--- START Available data ---
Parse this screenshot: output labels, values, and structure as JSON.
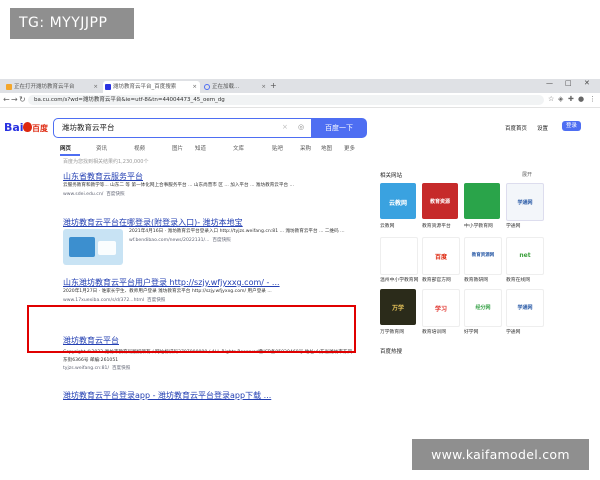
{
  "overlay_tag": "TG: MYYJJPP",
  "watermark": "www.kaifamodel.com",
  "browser": {
    "tabs": [
      {
        "label": "正在打开潍坊教育云平台",
        "active": false
      },
      {
        "label": "潍坊教育云平台_百度搜索",
        "active": true
      },
      {
        "label": "正在加载...",
        "active": false
      }
    ],
    "url": "ba.cu.com/s?wd=潍坊教育云平台&ie=utf-8&tn=44004473_45_oem_dg",
    "new_tab": "+",
    "win_min": "—",
    "win_max": "□",
    "win_close": "✕"
  },
  "baidu": {
    "logo_text": "Bai",
    "logo_du": "百度",
    "query": "潍坊教育云平台",
    "search_button": "百度一下",
    "top_links": [
      "百度首页",
      "设置"
    ],
    "login": "登录",
    "tabs": [
      "网页",
      "资讯",
      "视频",
      "图片",
      "知道",
      "文库",
      "贴吧",
      "采购",
      "地图",
      "更多"
    ],
    "result_count": "百度为您找到相关结果约1,230,000个"
  },
  "results": [
    {
      "title": "山东省教育云服务平台",
      "snippet": "云服务教育和教学等... 山东二 等 第一体化网上合事服务平台 ... 山东尚营市 区 ... 加入平台 ... 潍坊教育云平台 ...",
      "site": "www.sdei.edu.cn/",
      "snapshot": "百度快照"
    },
    {
      "title": "潍坊教育云平台在哪登录(附登录入口)- 潍坊本地宝",
      "snippet": "2021年4月16日 · 潍坊教育云平台登录入口 http://tyjzs.weifang.cn:81 ... 潍坊教育云平台 ... 二维码 ...",
      "site": "wf.bendibao.com/news/2022131/...",
      "snapshot": "百度快照"
    },
    {
      "title": "山东潍坊教育云平台用户登录 http://szjy.wfjyxxg.com/ - ...",
      "snippet": "2020年1月27日 · 谁家长学生、教师用户登录 潍坊教育云平台 http://szjy.wfjyxxg.com/ 用户登录 ...",
      "site": "www.17xuexiba.com/s/d/372...html",
      "snapshot": "百度快照"
    },
    {
      "title": "潍坊教育云平台",
      "snippet": "Copyright ©2022 潍坊市教育局版权所有 / 网站标识码3707000080 / ALL Rights Reserved鲁ICP备05029468号 地址:山东省潍坊市东风东街6366号 邮编:261051",
      "site": "tyjzs.weifang.cn:81/",
      "snapshot": "百度快照"
    },
    {
      "title": "潍坊教育云平台登录app - 潍坊教育云平台登录app下载 ...",
      "snippet": "",
      "site": "",
      "snapshot": ""
    }
  ],
  "sidebar": {
    "heading": "相关网站",
    "more": "展开",
    "tiles": [
      {
        "label": "云教网",
        "tile_text": "云教网"
      },
      {
        "label": "教育资源平台",
        "tile_text": "教育资源"
      },
      {
        "label": "中小学教育网",
        "tile_text": ""
      },
      {
        "label": "学通网",
        "tile_text": "学通网"
      },
      {
        "label": "温州中小学教育网",
        "tile_text": ""
      },
      {
        "label": "教育部官方网",
        "tile_text": "百度"
      },
      {
        "label": "教育教研网",
        "tile_text": "教育资源网"
      },
      {
        "label": "教育在线网",
        "tile_text": "net"
      },
      {
        "label": "万学教育网",
        "tile_text": "万学"
      },
      {
        "label": "教育培训网",
        "tile_text": "学习"
      },
      {
        "label": "好学网",
        "tile_text": "经分网"
      },
      {
        "label": "学通网",
        "tile_text": "学通网"
      }
    ],
    "hot_heading": "百度热搜"
  }
}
--- END Available data ---
**Stated problem**:
Copy the records above exactly, leaving out every picture.

**Worked solution**:
Parse this screenshot: output labels, values, and structure as JSON.
{
  "overlay_tag": "TG: MYYJJPP",
  "watermark": "www.kaifamodel.com",
  "browser": {
    "tabs": [
      {
        "label": "正在打开潍坊教育云平台",
        "active": false
      },
      {
        "label": "潍坊教育云平台_百度搜索",
        "active": true
      },
      {
        "label": "正在加载...",
        "active": false
      }
    ],
    "url": "ba.cu.com/s?wd=潍坊教育云平台&ie=utf-8&tn=44004473_45_oem_dg",
    "new_tab": "+",
    "win_min": "—",
    "win_max": "□",
    "win_close": "✕"
  },
  "baidu": {
    "logo_text": "Bai",
    "logo_du": "百度",
    "query": "潍坊教育云平台",
    "search_button": "百度一下",
    "top_links": [
      "百度首页",
      "设置"
    ],
    "login": "登录",
    "tabs": [
      "网页",
      "资讯",
      "视频",
      "图片",
      "知道",
      "文库",
      "贴吧",
      "采购",
      "地图",
      "更多"
    ],
    "result_count": "百度为您找到相关结果约1,230,000个"
  },
  "results": [
    {
      "title": "山东省教育云服务平台",
      "snippet": "云服务教育和教学等... 山东二 等 第一体化网上合事服务平台 ... 山东尚营市 区 ... 加入平台 ... 潍坊教育云平台 ...",
      "site": "www.sdei.edu.cn/",
      "snapshot": "百度快照"
    },
    {
      "title": "潍坊教育云平台在哪登录(附登录入口)- 潍坊本地宝",
      "snippet": "2021年4月16日 · 潍坊教育云平台登录入口 http://tyjzs.weifang.cn:81 ... 潍坊教育云平台 ... 二维码 ...",
      "site": "wf.bendibao.com/news/2022131/...",
      "snapshot": "百度快照"
    },
    {
      "title": "山东潍坊教育云平台用户登录 http://szjy.wfjyxxg.com/ - ...",
      "snippet": "2020年1月27日 · 谁家长学生、教师用户登录 潍坊教育云平台 http://szjy.wfjyxxg.com/ 用户登录 ...",
      "site": "www.17xuexiba.com/s/d/372...html",
      "snapshot": "百度快照"
    },
    {
      "title": "潍坊教育云平台",
      "snippet": "Copyright ©2022 潍坊市教育局版权所有 / 网站标识码3707000080 / ALL Rights Reserved鲁ICP备05029468号 地址:山东省潍坊市东风东街6366号 邮编:261051",
      "site": "tyjzs.weifang.cn:81/",
      "snapshot": "百度快照"
    },
    {
      "title": "潍坊教育云平台登录app - 潍坊教育云平台登录app下载 ...",
      "snippet": "",
      "site": "",
      "snapshot": ""
    }
  ],
  "sidebar": {
    "heading": "相关网站",
    "more": "展开",
    "tiles": [
      {
        "label": "云教网",
        "tile_text": "云教网"
      },
      {
        "label": "教育资源平台",
        "tile_text": "教育资源"
      },
      {
        "label": "中小学教育网",
        "tile_text": ""
      },
      {
        "label": "学通网",
        "tile_text": "学通网"
      },
      {
        "label": "温州中小学教育网",
        "tile_text": ""
      },
      {
        "label": "教育部官方网",
        "tile_text": "百度"
      },
      {
        "label": "教育教研网",
        "tile_text": "教育资源网"
      },
      {
        "label": "教育在线网",
        "tile_text": "net"
      },
      {
        "label": "万学教育网",
        "tile_text": "万学"
      },
      {
        "label": "教育培训网",
        "tile_text": "学习"
      },
      {
        "label": "好学网",
        "tile_text": "经分网"
      },
      {
        "label": "学通网",
        "tile_text": "学通网"
      }
    ],
    "hot_heading": "百度热搜"
  }
}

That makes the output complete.